We live in a time of unprecedented wealth and opulence, concentrated in very few hands, a plutocratic age. It is also a time of acute capitalist crisis, in which clear signs of systemic irrationality abound. The clearest of these is imminent ecological catastrophe, and the unsustainability of a global political economy that mandates infinite growth but is based on the exploitation of scarce natural resources. Moreover, around the globe, abject misery persists among multitudes, while perpetual war for the sake of perpetual peace surrounds us. Endemic and polarising violence and destruction are careening out of control in the context of the Orwellian ‘War on Terror’, while civil liberties are slashed, to the detriment of all. Nevertheless, capitalist social-property relations go virtually uncontested, albeit not without exception, but to a degree certainly unthinkable before the end of the Cold War. Our political imagination has been impoverished by the crimes of Stalin and by decades of neoliberal assault. The mantra ‘There is no alternative’ (Thatcher, 2013) is broadcast ad infinitum, consubstantiated into common sense. Subliminal mind games we are up against, the white magic of Walt Disney and the New Reagan Man.

## INSTRUCTION
According to the passage on capitalist crisis, what is the clearest sign of systemic irrationality? You can leave the rows aside; they aren't needed here.

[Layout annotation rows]
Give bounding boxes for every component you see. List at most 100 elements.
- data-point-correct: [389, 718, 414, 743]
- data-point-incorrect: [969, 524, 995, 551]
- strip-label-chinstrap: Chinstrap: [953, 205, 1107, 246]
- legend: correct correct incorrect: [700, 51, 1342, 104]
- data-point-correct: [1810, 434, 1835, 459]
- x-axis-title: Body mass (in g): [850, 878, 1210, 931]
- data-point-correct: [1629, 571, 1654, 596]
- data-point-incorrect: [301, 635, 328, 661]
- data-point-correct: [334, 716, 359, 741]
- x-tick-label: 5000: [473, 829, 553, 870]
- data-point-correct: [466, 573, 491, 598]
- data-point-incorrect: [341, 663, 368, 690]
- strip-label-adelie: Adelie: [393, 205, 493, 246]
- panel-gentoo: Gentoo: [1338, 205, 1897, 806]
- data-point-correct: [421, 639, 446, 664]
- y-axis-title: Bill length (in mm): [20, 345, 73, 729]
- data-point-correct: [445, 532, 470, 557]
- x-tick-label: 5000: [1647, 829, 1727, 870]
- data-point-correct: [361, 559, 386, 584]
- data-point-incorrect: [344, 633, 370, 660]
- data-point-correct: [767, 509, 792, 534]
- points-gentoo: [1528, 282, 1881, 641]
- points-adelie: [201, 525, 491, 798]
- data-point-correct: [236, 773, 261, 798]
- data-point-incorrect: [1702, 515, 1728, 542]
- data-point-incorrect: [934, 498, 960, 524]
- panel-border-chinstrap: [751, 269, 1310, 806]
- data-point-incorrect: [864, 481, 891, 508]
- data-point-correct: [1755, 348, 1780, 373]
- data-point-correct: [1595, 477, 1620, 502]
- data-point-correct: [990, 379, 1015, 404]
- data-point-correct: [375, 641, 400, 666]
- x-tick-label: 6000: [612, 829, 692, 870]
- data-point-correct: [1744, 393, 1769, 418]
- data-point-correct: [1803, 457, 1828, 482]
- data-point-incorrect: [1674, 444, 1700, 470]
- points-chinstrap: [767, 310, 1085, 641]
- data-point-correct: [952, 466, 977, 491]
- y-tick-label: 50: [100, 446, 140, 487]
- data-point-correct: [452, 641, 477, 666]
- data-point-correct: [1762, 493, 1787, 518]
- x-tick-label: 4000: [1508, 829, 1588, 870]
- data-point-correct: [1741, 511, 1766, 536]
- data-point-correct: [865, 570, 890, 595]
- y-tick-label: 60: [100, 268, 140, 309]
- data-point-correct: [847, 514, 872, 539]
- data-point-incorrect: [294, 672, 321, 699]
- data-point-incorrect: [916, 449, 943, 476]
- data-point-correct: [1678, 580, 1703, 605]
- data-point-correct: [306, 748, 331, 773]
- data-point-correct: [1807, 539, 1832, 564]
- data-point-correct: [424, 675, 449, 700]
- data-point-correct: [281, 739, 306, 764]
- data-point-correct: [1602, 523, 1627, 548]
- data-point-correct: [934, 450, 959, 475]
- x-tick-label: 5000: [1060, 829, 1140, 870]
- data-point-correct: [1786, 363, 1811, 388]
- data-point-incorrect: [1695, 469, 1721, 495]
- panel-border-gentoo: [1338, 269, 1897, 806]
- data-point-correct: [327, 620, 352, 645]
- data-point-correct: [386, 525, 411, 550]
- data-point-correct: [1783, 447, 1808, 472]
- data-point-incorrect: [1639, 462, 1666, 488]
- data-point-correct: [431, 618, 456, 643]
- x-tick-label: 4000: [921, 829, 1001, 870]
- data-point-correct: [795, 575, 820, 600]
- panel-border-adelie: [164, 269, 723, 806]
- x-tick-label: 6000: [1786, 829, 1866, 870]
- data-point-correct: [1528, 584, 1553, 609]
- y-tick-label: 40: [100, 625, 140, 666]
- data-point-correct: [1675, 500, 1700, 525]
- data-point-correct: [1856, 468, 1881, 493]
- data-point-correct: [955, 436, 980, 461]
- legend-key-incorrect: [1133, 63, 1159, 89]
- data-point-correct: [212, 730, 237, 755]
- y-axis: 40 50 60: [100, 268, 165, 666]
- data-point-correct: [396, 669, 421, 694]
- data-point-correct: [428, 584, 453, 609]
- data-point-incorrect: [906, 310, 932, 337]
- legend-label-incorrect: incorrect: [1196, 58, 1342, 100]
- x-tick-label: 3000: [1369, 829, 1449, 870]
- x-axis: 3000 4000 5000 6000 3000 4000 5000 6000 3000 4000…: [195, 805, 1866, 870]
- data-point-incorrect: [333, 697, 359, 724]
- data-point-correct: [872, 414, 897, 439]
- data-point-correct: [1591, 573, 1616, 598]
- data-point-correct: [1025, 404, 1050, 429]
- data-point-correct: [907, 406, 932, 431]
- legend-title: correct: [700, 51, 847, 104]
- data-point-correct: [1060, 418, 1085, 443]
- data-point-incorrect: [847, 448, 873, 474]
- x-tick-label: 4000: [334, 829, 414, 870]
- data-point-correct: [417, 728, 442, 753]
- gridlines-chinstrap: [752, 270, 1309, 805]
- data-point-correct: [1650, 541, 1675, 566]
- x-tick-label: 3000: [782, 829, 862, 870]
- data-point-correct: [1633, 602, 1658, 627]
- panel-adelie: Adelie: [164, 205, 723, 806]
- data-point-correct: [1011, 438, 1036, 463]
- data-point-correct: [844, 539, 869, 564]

## SOLUTION BELOW
Imminent ecological catastrophe.